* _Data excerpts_
________________
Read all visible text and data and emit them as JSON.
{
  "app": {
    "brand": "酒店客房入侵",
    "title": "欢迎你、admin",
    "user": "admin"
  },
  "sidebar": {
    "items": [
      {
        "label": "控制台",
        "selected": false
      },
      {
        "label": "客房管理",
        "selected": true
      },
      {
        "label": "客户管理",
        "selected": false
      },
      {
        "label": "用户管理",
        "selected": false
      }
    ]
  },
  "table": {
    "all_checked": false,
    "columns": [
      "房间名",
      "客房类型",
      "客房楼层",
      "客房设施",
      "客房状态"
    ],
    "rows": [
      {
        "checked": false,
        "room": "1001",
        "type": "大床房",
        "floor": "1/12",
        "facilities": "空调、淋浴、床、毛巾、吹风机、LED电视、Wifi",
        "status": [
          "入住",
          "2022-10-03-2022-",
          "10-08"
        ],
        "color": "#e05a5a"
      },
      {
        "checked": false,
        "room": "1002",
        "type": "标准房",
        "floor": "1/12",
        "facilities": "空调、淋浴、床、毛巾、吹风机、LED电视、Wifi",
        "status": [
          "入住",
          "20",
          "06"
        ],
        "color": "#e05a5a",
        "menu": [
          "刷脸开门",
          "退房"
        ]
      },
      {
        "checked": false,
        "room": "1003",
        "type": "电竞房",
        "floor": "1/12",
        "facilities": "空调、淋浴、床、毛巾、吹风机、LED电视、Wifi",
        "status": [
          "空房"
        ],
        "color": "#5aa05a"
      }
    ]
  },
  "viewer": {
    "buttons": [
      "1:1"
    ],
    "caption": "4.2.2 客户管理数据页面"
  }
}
________________
* _What you need to do_
Reproduce the full listing above, character for character.

* _Expected answer_
Read all visible text and data and emit them as JSON.
{
  "app": {
    "brand": "酒店客房入侵",
    "title": "欢迎你、admin",
    "user": "admin"
  },
  "sidebar": {
    "items": [
      {
        "label": "控制台",
        "selected": false
      },
      {
        "label": "客房管理",
        "selected": true
      },
      {
        "label": "客户管理",
        "selected": false
      },
      {
        "label": "用户管理",
        "selected": false
      }
    ]
  },
  "table": {
    "all_checked": false,
    "columns": [
      "房间名",
      "客房类型",
      "客房楼层",
      "客房设施",
      "客房状态"
    ],
    "rows": [
      {
        "checked": false,
        "room": "1001",
        "type": "大床房",
        "floor": "1/12",
        "facilities": "空调、淋浴、床、毛巾、吹风机、LED电视、Wifi",
        "status": [
          "入住",
          "2022-10-03-2022-",
          "10-08"
        ],
        "color": "#e05a5a"
      },
      {
        "checked": false,
        "room": "1002",
        "type": "标准房",
        "floor": "1/12",
        "facilities": "空调、淋浴、床、毛巾、吹风机、LED电视、Wifi",
        "status": [
          "入住",
          "20",
          "06"
        ],
        "color": "#e05a5a",
        "menu": [
          "刷脸开门",
          "退房"
        ]
      },
      {
        "checked": false,
        "room": "1003",
        "type": "电竞房",
        "floor": "1/12",
        "facilities": "空调、淋浴、床、毛巾、吹风机、LED电视、Wifi",
        "status": [
          "空房"
        ],
        "color": "#5aa05a"
      }
    ]
  },
  "viewer": {
    "buttons": [
      "1:1"
    ],
    "caption": "4.2.2 客户管理数据页面"
  }
}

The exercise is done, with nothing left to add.